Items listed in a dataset
__________________________________________________

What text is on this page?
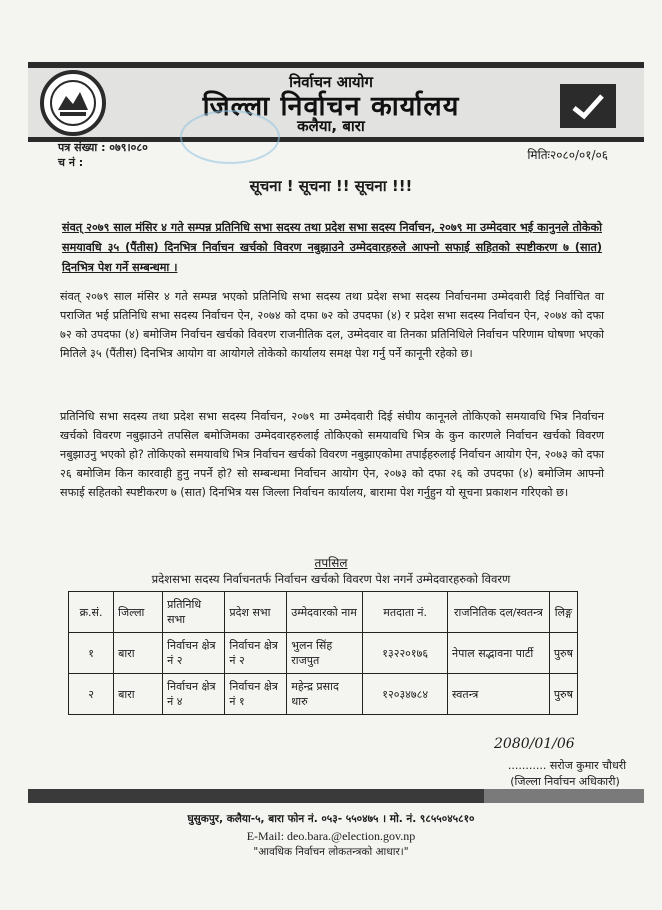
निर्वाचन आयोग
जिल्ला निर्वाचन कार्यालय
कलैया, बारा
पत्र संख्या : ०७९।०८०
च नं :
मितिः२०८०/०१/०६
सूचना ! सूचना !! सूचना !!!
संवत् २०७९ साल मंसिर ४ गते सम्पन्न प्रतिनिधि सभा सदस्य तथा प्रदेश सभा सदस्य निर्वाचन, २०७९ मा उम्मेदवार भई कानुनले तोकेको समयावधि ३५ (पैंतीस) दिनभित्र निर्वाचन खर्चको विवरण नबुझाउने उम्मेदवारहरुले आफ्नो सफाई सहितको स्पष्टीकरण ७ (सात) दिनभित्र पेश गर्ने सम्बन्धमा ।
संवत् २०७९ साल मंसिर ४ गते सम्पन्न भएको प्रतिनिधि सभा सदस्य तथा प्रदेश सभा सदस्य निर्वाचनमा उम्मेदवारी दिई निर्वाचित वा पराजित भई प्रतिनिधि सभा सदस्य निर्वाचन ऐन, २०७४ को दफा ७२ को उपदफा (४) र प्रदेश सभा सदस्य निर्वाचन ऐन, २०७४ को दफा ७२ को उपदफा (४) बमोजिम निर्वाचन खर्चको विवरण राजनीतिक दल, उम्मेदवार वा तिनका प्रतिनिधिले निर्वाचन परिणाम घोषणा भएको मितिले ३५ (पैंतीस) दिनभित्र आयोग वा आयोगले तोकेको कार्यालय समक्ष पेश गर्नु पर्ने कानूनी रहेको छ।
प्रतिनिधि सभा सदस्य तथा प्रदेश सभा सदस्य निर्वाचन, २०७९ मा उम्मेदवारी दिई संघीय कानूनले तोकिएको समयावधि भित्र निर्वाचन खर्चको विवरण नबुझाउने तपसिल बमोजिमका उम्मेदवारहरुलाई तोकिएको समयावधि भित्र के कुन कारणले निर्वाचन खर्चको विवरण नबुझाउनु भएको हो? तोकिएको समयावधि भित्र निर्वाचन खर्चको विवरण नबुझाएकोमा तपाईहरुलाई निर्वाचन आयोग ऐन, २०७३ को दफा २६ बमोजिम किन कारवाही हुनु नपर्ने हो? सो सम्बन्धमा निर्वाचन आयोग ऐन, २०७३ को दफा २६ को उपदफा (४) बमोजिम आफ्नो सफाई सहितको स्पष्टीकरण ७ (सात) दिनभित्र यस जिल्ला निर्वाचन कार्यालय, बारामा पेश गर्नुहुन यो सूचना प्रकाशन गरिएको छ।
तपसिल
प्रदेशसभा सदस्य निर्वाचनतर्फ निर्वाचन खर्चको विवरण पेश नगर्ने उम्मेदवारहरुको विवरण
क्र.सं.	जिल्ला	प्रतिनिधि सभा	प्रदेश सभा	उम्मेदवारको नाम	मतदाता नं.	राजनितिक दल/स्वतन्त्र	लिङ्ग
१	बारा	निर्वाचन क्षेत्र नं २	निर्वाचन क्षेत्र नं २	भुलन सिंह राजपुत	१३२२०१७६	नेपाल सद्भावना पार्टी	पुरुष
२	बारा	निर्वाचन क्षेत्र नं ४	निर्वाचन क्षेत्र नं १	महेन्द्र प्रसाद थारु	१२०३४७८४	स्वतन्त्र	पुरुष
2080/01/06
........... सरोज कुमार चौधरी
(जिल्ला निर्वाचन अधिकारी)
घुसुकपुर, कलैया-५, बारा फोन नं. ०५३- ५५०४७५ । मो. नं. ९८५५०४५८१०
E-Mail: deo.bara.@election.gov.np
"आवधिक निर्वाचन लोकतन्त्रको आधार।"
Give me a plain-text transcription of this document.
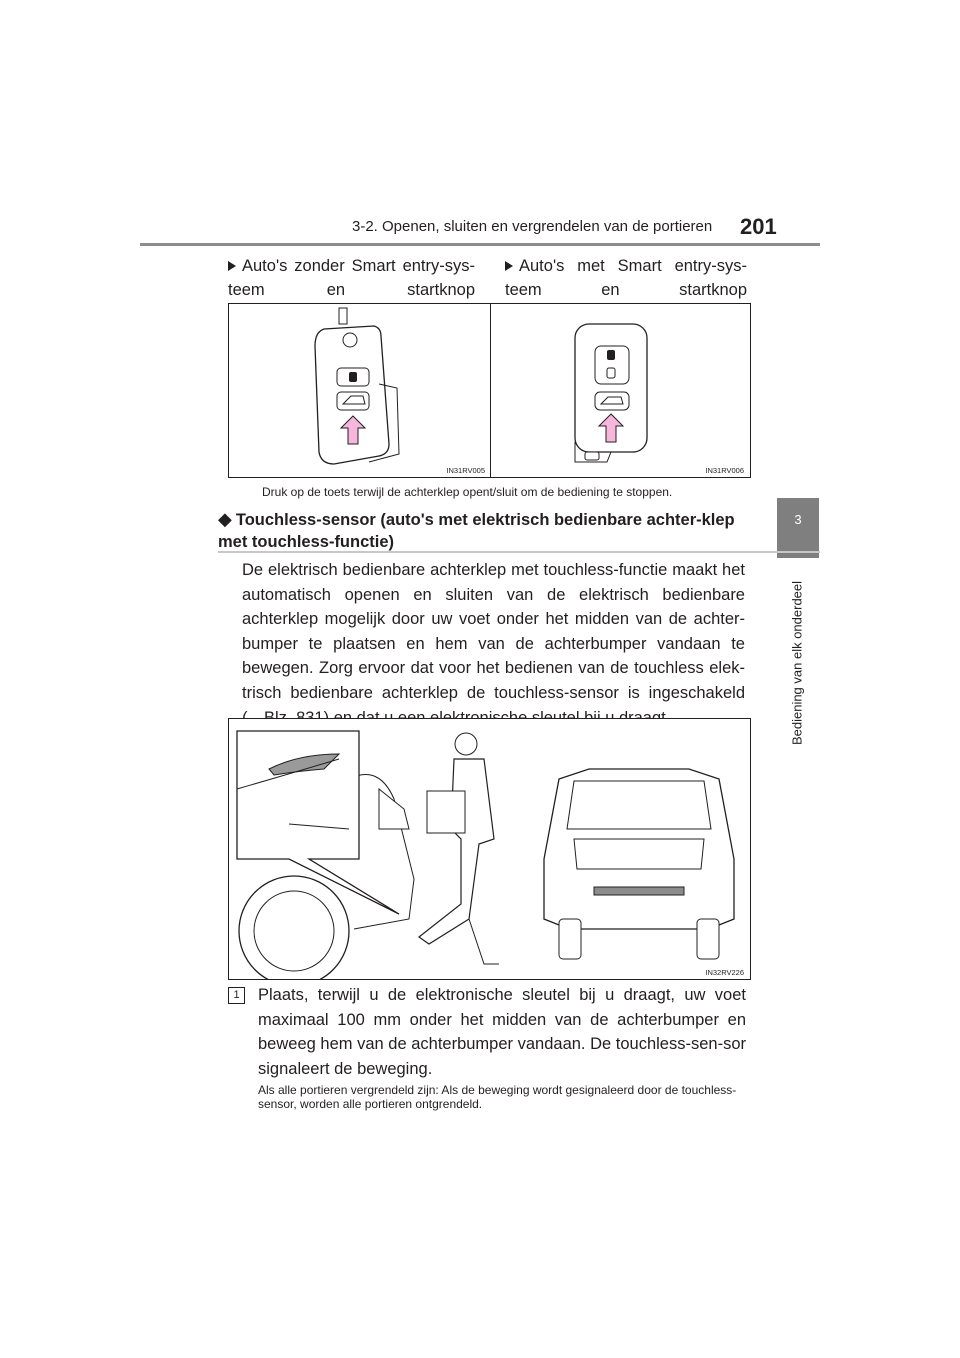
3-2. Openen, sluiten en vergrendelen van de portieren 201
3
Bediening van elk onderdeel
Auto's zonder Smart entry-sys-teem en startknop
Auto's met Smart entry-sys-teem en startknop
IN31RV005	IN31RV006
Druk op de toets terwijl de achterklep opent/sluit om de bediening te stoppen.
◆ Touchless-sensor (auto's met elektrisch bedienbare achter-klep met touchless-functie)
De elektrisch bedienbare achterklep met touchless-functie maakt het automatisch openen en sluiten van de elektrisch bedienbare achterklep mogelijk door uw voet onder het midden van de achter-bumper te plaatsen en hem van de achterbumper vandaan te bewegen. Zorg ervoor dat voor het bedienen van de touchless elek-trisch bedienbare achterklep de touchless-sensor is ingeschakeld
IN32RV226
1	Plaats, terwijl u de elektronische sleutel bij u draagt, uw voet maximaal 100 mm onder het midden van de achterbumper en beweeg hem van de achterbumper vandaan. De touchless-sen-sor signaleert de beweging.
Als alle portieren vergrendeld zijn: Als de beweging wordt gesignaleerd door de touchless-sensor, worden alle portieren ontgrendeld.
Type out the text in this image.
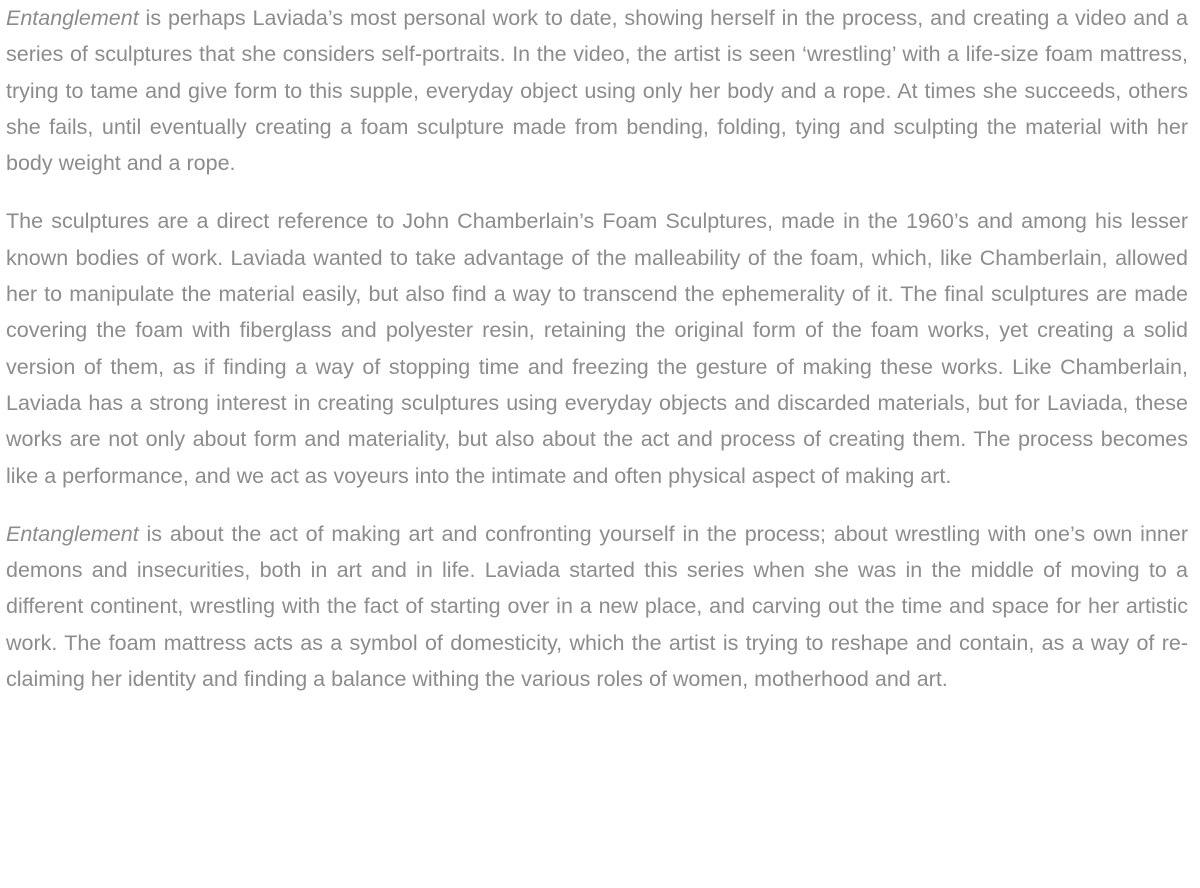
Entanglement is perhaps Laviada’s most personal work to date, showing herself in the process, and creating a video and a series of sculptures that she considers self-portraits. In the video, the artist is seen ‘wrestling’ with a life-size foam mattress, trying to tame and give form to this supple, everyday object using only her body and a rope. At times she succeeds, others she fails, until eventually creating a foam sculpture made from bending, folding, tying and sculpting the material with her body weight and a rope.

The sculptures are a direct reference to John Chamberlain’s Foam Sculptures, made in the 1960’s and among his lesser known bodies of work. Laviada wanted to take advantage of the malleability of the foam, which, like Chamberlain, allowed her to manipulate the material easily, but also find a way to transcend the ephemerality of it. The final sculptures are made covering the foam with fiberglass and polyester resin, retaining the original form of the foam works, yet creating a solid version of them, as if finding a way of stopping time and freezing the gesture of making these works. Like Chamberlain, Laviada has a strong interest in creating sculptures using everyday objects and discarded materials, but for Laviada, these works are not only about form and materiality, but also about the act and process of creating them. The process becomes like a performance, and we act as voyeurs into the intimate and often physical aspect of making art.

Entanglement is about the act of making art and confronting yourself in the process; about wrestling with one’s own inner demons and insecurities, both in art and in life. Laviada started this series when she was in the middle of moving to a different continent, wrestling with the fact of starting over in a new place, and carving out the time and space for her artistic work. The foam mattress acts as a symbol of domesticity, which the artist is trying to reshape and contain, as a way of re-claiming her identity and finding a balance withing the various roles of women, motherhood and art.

__________________________________________________

▶ **Task directions**
Give the entries again word for word, but skip the pictures.

▶ **Task result**
What text is on this page?
निर्वाचन आयोग
जिल्ला निर्वाचन कार्यालय
कलैया, बारा
पत्र संख्या : ०७९।०८०
च नं :
मितिः२०८०/०१/०६
सूचना ! सूचना !! सूचना !!!
संवत् २०७९ साल मंसिर ४ गते सम्पन्न प्रतिनिधि सभा सदस्य तथा प्रदेश सभा सदस्य निर्वाचन, २०७९ मा उम्मेदवार भई कानुनले तोकेको समयावधि ३५ (पैंतीस) दिनभित्र निर्वाचन खर्चको विवरण नबुझाउने उम्मेदवारहरुले आफ्नो सफाई सहितको स्पष्टीकरण ७ (सात) दिनभित्र पेश गर्ने सम्बन्धमा ।
संवत् २०७९ साल मंसिर ४ गते सम्पन्न भएको प्रतिनिधि सभा सदस्य तथा प्रदेश सभा सदस्य निर्वाचनमा उम्मेदवारी दिई निर्वाचित वा पराजित भई प्रतिनिधि सभा सदस्य निर्वाचन ऐन, २०७४ को दफा ७२ को उपदफा (४) र प्रदेश सभा सदस्य निर्वाचन ऐन, २०७४ को दफा ७२ को उपदफा (४) बमोजिम निर्वाचन खर्चको विवरण राजनीतिक दल, उम्मेदवार वा तिनका प्रतिनिधिले निर्वाचन परिणाम घोषणा भएको मितिले ३५ (पैंतीस) दिनभित्र आयोग वा आयोगले तोकेको कार्यालय समक्ष पेश गर्नु पर्ने कानूनी रहेको छ।
प्रतिनिधि सभा सदस्य तथा प्रदेश सभा सदस्य निर्वाचन, २०७९ मा उम्मेदवारी दिई संघीय कानूनले तोकिएको समयावधि भित्र निर्वाचन खर्चको विवरण नबुझाउने तपसिल बमोजिमका उम्मेदवारहरुलाई तोकिएको समयावधि भित्र के कुन कारणले निर्वाचन खर्चको विवरण नबुझाउनु भएको हो? तोकिएको समयावधि भित्र निर्वाचन खर्चको विवरण नबुझाएकोमा तपाईहरुलाई निर्वाचन आयोग ऐन, २०७३ को दफा २६ बमोजिम किन कारवाही हुनु नपर्ने हो? सो सम्बन्धमा निर्वाचन आयोग ऐन, २०७३ को दफा २६ को उपदफा (४) बमोजिम आफ्नो सफाई सहितको स्पष्टीकरण ७ (सात) दिनभित्र यस जिल्ला निर्वाचन कार्यालय, बारामा पेश गर्नुहुन यो सूचना प्रकाशन गरिएको छ।
तपसिल
प्रदेशसभा सदस्य निर्वाचनतर्फ निर्वाचन खर्चको विवरण पेश नगर्ने उम्मेदवारहरुको विवरण
क्र.सं.	जिल्ला	प्रतिनिधि सभा	प्रदेश सभा	उम्मेदवारको नाम	मतदाता नं.	राजनितिक दल/स्वतन्त्र	लिङ्ग
१	बारा	निर्वाचन क्षेत्र नं २	निर्वाचन क्षेत्र नं २	भुलन सिंह राजपुत	१३२२०१७६	नेपाल सद्भावना पार्टी	पुरुष
२	बारा	निर्वाचन क्षेत्र नं ४	निर्वाचन क्षेत्र नं १	महेन्द्र प्रसाद थारु	१२०३४७८४	स्वतन्त्र	पुरुष
2080/01/06
........... सरोज कुमार चौधरी
(जिल्ला निर्वाचन अधिकारी)
घुसुकपुर, कलैया-५, बारा फोन नं. ०५३- ५५०४७५ । मो. नं. ९८५५०४५८१०
E-Mail: deo.bara.@election.gov.np
"आवधिक निर्वाचन लोकतन्त्रको आधार।"
Give me a plain-text transcription of this document.
3-2. Openen, sluiten en vergrendelen van de portieren 201
3
Bediening van elk onderdeel
Auto's zonder Smart entry-sys-teem en startknop
Auto's met Smart entry-sys-teem en startknop
IN31RV005	IN31RV006
Druk op de toets terwijl de achterklep opent/sluit om de bediening te stoppen.
◆ Touchless-sensor (auto's met elektrisch bedienbare achter-klep met touchless-functie)
De elektrisch bedienbare achterklep met touchless-functie maakt het automatisch openen en sluiten van de elektrisch bedienbare achterklep mogelijk door uw voet onder het midden van de achter-bumper te plaatsen en hem van de achterbumper vandaan te bewegen. Zorg ervoor dat voor het bedienen van de touchless elek-trisch bedienbare achterklep de touchless-sensor is ingeschakeld
IN32RV226
1	Plaats, terwijl u de elektronische sleutel bij u draagt, uw voet maximaal 100 mm onder het midden van de achterbumper en beweeg hem van de achterbumper vandaan. De touchless-sen-sor signaleert de beweging.
Als alle portieren vergrendeld zijn: Als de beweging wordt gesignaleerd door de touchless-sensor, worden alle portieren ontgrendeld.
Type out the text in this image.
Entanglement is perhaps Laviada’s most personal work to date, showing herself in the process, and creating a video and a series of sculptures that she considers self-portraits. In the video, the artist is seen ‘wrestling’ with a life-size foam mattress, trying to tame and give form to this supple, everyday object using only her body and a rope. At times she succeeds, others she fails, until eventually creating a foam sculpture made from bending, folding, tying and sculpting the material with her body weight and a rope.

The sculptures are a direct reference to John Chamberlain’s Foam Sculptures, made in the 1960’s and among his lesser known bodies of work. Laviada wanted to take advantage of the malleability of the foam, which, like Chamberlain, allowed her to manipulate the material easily, but also find a way to transcend the ephemerality of it. The final sculptures are made covering the foam with fiberglass and polyester resin, retaining the original form of the foam works, yet creating a solid version of them, as if finding a way of stopping time and freezing the gesture of making these works. Like Chamberlain, Laviada has a strong interest in creating sculptures using everyday objects and discarded materials, but for Laviada, these works are not only about form and materiality, but also about the act and process of creating them. The process becomes like a performance, and we act as voyeurs into the intimate and often physical aspect of making art.

Entanglement is about the act of making art and confronting yourself in the process; about wrestling with one’s own inner demons and insecurities, both in art and in life. Laviada started this series when she was in the middle of moving to a different continent, wrestling with the fact of starting over in a new place, and carving out the time and space for her artistic work. The foam mattress acts as a symbol of domesticity, which the artist is trying to reshape and contain, as a way of re-claiming her identity and finding a balance withing the various roles of women, motherhood and art.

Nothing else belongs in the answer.